* What is being asked:
Identify all lines in the data containing the string "Legrand". Copy them out.
───── Information provided
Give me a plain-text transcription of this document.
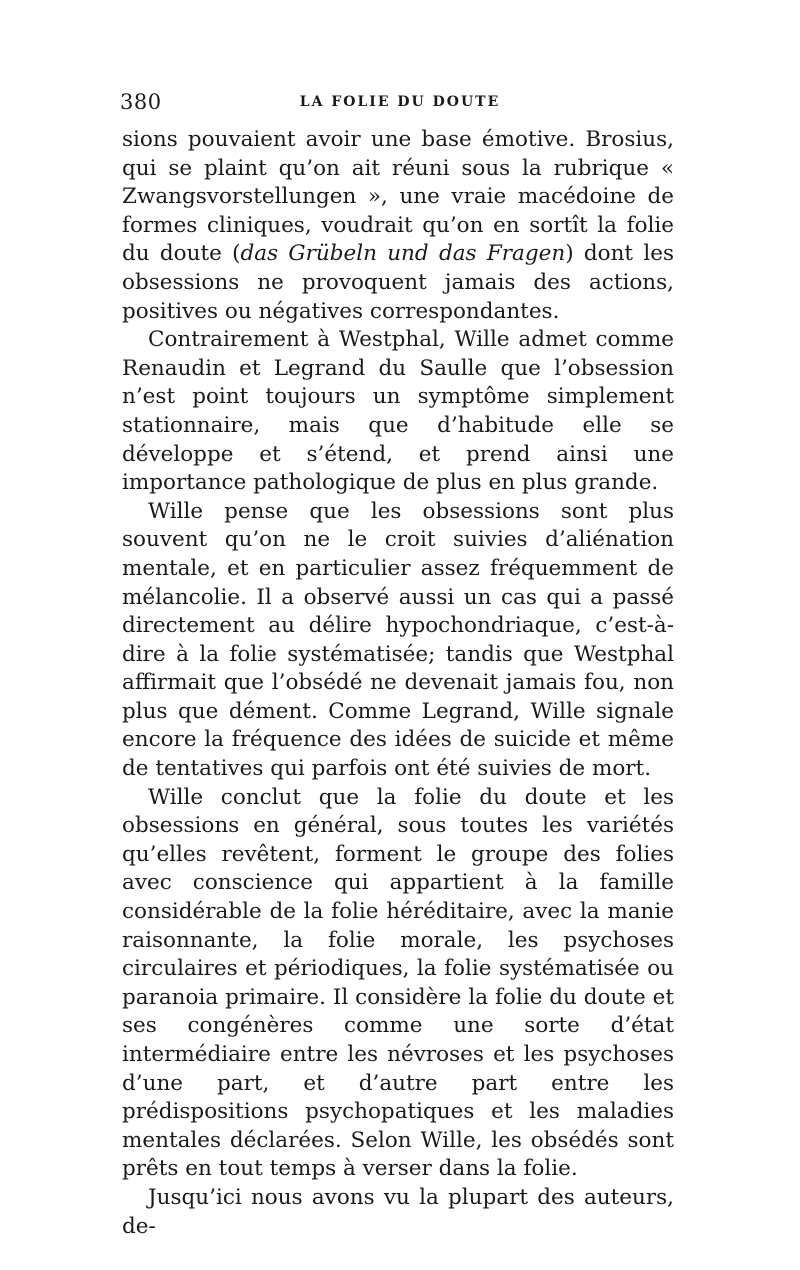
380	LA FOLIE DU DOUTE

sions pouvaient avoir une base émotive. Brosius, qui se plaint qu’on ait réuni sous la rubrique « Zwangsvorstellungen », une vraie macédoine de formes cliniques, voudrait qu’on en sortît la folie du doute (das Grübeln und das Fragen) dont les obsessions ne provoquent jamais des actions, positives ou négatives correspondantes.

Contrairement à Westphal, Wille admet comme Renaudin et Legrand du Saulle que l’obsession n’est point toujours un symptôme simplement stationnaire, mais que d’habitude elle se développe et s’étend, et prend ainsi une importance pathologique de plus en plus grande.

Wille pense que les obsessions sont plus souvent qu’on ne le croit suivies d’aliénation mentale, et en particulier assez fréquemment de mélancolie. Il a observé aussi un cas qui a passé directement au délire hypochondriaque, c’est-à-dire à la folie systématisée; tandis que Westphal affirmait que l’obsédé ne devenait jamais fou, non plus que dément. Comme Legrand, Wille signale encore la fréquence des idées de suicide et même de tentatives qui parfois ont été suivies de mort.

Wille conclut que la folie du doute et les obsessions en général, sous toutes les variétés qu’elles revêtent, forment le groupe des folies avec conscience qui appartient à la famille considérable de la folie héréditaire, avec la manie raisonnante, la folie morale, les psychoses circulaires et périodiques, la folie systématisée ou paranoia primaire. Il considère la folie du doute et ses congénères comme une sorte d’état intermédiaire entre les névroses et les psychoses d’une part, et d’autre part entre les prédispositions psychopatiques et les maladies mentales déclarées. Selon Wille, les obsédés sont prêts en tout temps à verser dans la folie.

Jusqu’ici nous avons vu la plupart des auteurs, de-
──────────
* Final result:
Contrairement à Westphal, Wille admet comme Renaudin et Legrand du Saulle que l’obsession n’est point toujours un symptôme simplement stationnaire, mais que d’habitude elle se développe et s’étend, et prend ainsi une importance pathologique de plus en plus grande.
Wille pense que les obsessions sont plus souvent qu’on ne le croit suivies d’aliénation mentale, et en particulier assez fréquemment de mélancolie. Il a observé aussi un cas qui a passé directement au délire hypochondriaque, c’est-à-dire à la folie systématisée; tandis que Westphal affirmait que l’obsédé ne devenait jamais fou, non plus que dément. Comme Legrand, Wille signale encore la fréquence des idées de suicide et même de tentatives qui parfois ont été suivies de mort.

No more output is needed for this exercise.